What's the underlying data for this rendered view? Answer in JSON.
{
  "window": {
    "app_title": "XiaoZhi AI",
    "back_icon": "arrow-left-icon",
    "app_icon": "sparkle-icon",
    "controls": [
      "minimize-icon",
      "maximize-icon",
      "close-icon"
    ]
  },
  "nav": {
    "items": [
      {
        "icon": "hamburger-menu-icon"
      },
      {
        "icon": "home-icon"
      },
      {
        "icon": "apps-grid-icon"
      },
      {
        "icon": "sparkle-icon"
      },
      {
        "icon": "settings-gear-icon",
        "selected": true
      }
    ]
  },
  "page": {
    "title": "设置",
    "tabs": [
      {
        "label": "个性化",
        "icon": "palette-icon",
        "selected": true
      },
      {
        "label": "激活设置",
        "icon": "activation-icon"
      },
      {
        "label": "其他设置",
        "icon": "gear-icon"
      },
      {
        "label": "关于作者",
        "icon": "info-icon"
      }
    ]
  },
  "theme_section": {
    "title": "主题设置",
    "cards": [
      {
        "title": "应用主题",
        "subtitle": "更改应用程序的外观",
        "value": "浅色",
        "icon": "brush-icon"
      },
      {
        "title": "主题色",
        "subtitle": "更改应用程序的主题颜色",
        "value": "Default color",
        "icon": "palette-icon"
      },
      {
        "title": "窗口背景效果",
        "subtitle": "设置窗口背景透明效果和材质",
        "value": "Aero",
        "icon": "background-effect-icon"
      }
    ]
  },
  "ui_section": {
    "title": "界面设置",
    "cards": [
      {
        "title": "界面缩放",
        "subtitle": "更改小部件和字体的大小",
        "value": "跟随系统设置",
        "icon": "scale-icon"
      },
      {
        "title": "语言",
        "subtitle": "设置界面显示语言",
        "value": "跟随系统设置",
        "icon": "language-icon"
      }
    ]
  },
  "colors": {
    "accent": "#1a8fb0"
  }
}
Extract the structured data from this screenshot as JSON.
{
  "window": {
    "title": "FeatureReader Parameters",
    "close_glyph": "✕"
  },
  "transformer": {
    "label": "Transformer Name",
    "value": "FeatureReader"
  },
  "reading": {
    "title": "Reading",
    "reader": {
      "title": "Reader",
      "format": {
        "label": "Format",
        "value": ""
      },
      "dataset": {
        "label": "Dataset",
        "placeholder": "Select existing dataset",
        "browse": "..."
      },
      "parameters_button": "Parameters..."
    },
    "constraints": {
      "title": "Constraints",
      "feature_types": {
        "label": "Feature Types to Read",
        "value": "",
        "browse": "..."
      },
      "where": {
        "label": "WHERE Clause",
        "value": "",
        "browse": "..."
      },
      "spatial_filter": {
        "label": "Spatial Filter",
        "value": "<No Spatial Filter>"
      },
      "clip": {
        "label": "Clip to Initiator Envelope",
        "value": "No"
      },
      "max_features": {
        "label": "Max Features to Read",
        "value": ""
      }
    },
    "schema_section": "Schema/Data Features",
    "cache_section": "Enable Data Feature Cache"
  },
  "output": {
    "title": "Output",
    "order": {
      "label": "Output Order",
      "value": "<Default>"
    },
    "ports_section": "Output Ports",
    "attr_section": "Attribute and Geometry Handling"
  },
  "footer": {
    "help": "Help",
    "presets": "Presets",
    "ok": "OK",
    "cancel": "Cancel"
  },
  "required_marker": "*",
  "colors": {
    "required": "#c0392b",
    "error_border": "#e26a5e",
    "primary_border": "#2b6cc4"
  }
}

EXERCISE DETAILS ▸ Tally up how many lines in the preceding listing contain the word "palette". Give nothing but the number.

EXERCISE OUTPUT ▸ 2